● Exercise objective:
Leave the pictures out, and retype all of the material exactly as written.

Stored data entries:
================================

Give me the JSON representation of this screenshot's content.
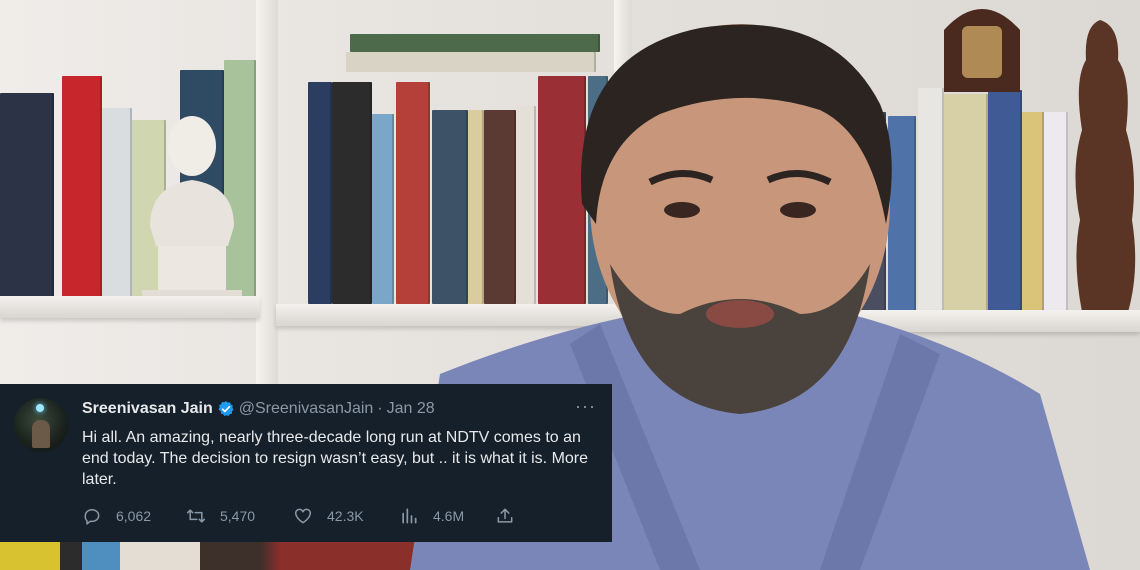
{
  "tweet": {
    "author_name": "Sreenivasan Jain",
    "handle": "@SreenivasanJain",
    "separator": "·",
    "date": "Jan 28",
    "more_label": "···",
    "text": "Hi all. An amazing, nearly three-decade long run at NDTV comes to an end today. The decision to resign wasn’t easy, but .. it is what it is. More later.",
    "stats": {
      "replies": "6,062",
      "retweets": "5,470",
      "likes": "42.3K",
      "views": "4.6M"
    },
    "icons": {
      "verified": "verified-badge-icon",
      "reply": "reply-icon",
      "retweet": "retweet-icon",
      "like": "heart-icon",
      "views": "views-icon",
      "share": "share-icon"
    },
    "colors": {
      "card_bg": "#15202b",
      "text": "#e7e9ea",
      "muted": "#8b98a5",
      "verified": "#1d9bf0"
    }
  }
}
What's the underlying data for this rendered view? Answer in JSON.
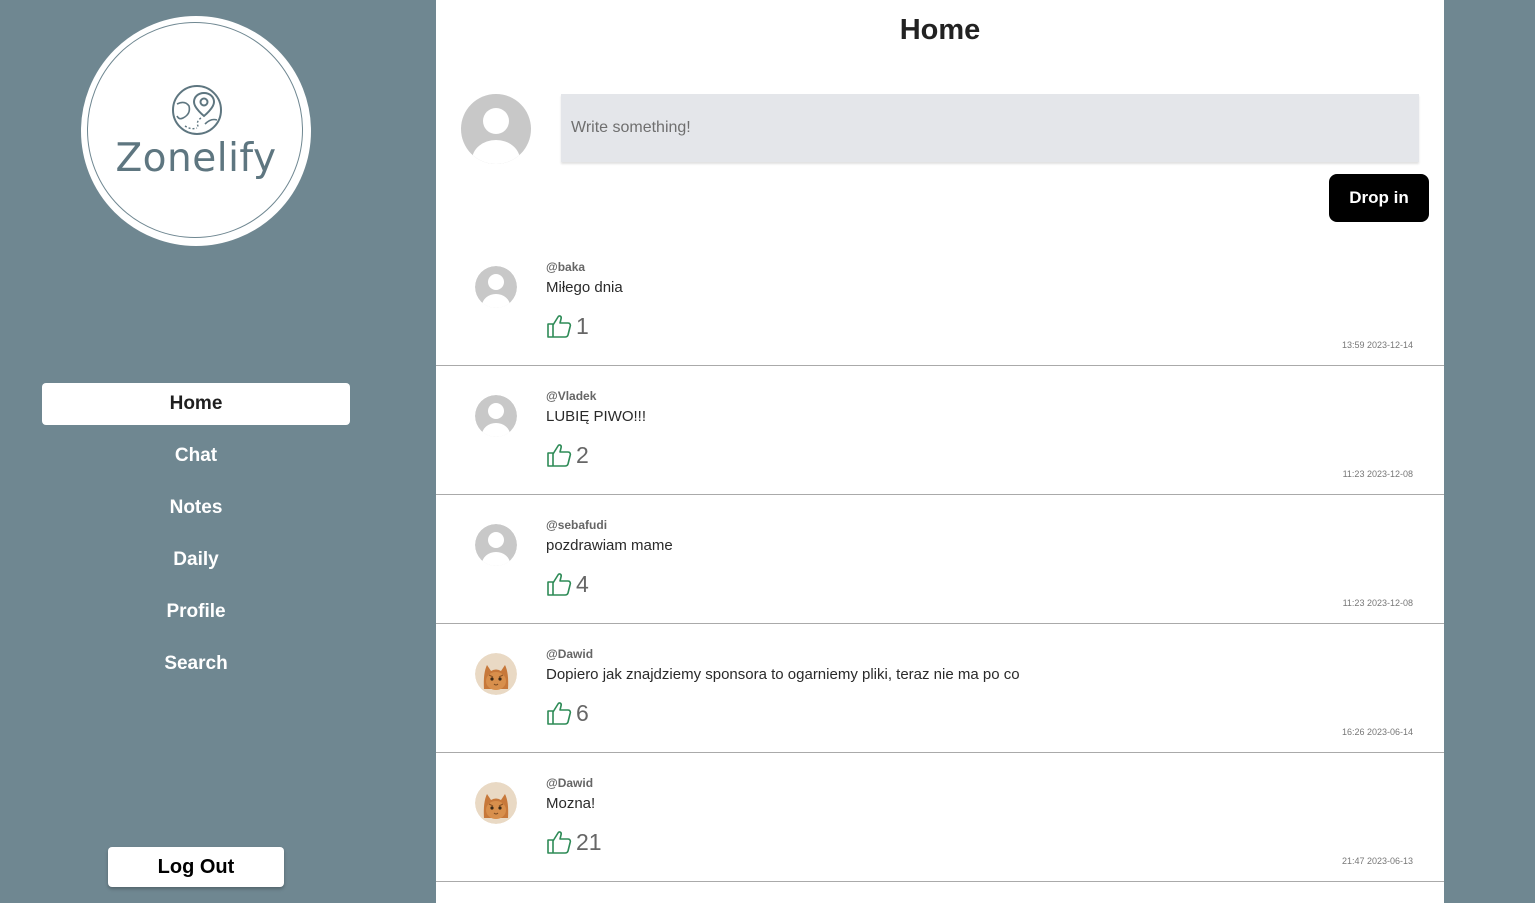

================================

● Expected answer:
Give me the JSON representation of this screenshot's content.
{
  "tweet": {
    "author_name": "Sreenivasan Jain",
    "handle": "@SreenivasanJain",
    "separator": "·",
    "date": "Jan 28",
    "more_label": "···",
    "text": "Hi all. An amazing, nearly three-decade long run at NDTV comes to an end today. The decision to resign wasn’t easy, but .. it is what it is. More later.",
    "stats": {
      "replies": "6,062",
      "retweets": "5,470",
      "likes": "42.3K",
      "views": "4.6M"
    },
    "icons": {
      "verified": "verified-badge-icon",
      "reply": "reply-icon",
      "retweet": "retweet-icon",
      "like": "heart-icon",
      "views": "views-icon",
      "share": "share-icon"
    },
    "colors": {
      "card_bg": "#15202b",
      "text": "#e7e9ea",
      "muted": "#8b98a5",
      "verified": "#1d9bf0"
    }
  }
}
What's the underlying data for this rendered view? Answer in JSON.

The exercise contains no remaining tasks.